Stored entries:
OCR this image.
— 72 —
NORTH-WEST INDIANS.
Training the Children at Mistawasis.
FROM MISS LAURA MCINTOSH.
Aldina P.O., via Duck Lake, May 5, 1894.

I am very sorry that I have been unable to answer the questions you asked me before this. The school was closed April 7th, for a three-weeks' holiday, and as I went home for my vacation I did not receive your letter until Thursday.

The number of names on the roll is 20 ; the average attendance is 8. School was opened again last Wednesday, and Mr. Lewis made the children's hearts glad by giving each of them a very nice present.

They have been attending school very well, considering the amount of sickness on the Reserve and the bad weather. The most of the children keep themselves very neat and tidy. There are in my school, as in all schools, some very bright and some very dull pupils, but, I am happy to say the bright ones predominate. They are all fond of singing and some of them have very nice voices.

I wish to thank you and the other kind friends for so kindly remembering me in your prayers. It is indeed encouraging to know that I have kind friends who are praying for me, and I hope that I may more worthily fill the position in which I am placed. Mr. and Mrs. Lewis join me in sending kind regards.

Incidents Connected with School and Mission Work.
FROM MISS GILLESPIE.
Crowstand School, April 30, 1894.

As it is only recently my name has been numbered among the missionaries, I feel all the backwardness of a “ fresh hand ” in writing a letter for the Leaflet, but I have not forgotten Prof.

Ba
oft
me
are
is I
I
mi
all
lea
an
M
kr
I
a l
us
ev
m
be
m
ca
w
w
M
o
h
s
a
...
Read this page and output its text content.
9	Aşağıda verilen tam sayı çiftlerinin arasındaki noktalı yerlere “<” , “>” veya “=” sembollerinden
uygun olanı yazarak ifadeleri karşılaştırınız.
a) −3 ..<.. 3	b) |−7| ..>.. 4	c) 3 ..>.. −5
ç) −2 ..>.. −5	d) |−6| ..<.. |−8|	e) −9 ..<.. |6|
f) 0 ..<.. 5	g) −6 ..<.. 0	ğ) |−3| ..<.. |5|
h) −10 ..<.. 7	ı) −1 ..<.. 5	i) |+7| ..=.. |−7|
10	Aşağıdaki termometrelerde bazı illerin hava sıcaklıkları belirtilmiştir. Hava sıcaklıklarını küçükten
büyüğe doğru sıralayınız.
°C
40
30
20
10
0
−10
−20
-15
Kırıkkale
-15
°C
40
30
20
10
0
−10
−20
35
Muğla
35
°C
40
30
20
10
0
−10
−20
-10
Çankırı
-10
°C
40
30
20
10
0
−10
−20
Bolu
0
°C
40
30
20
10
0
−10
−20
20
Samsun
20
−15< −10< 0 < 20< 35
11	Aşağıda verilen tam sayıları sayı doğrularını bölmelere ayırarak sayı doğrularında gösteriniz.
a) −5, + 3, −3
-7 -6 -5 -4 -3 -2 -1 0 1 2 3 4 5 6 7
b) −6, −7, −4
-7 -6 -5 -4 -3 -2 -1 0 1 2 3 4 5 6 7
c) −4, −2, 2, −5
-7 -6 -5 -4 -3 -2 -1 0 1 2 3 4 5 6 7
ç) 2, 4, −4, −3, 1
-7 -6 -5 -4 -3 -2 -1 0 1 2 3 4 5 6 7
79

§ **Task statement**:
Extract every line above containing the word "your".

§ **The reply**:
I am very sorry that I have been unable to answer the questions you asked me before this. The school was closed April 7th, for a three-weeks' holiday, and as I went home for my vacation I did not receive your letter until Thursday.
I wish to thank you and the other kind friends for so kindly remembering me in your prayers. It is indeed encouraging to know that I have kind friends who are praying for me, and I hope that I may more worthily fill the position in which I am placed. Mr. and Mrs. Lewis join me in sending kind regards.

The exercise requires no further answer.